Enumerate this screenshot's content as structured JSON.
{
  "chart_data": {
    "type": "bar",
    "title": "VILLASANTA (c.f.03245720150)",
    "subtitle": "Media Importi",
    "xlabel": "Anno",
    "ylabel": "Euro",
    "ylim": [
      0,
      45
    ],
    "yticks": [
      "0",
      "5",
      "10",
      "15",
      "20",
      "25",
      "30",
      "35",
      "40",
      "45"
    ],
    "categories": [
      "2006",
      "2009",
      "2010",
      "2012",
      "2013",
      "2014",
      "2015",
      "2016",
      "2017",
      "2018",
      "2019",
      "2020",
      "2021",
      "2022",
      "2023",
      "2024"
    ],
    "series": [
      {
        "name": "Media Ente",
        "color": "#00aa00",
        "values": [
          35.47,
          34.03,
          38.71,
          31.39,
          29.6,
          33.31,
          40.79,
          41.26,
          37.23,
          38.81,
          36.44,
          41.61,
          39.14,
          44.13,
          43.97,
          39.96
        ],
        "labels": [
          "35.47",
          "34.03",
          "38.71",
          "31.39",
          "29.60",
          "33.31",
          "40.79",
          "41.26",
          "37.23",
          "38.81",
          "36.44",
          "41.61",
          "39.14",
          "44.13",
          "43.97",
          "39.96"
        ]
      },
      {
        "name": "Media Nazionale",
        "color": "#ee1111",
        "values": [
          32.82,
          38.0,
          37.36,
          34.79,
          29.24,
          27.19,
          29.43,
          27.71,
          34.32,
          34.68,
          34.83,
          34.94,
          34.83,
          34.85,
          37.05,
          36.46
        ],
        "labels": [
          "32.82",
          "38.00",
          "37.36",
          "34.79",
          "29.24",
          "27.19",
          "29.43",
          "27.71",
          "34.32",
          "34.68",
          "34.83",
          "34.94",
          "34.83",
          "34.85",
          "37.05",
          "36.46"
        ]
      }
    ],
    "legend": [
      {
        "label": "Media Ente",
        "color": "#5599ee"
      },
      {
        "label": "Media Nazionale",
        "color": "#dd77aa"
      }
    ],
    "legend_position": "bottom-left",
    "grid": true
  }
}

WORK REQUIRED: Among the entries above, how many lines include the word "Media"? Reply with the number only.

TASK OUTPUT: 5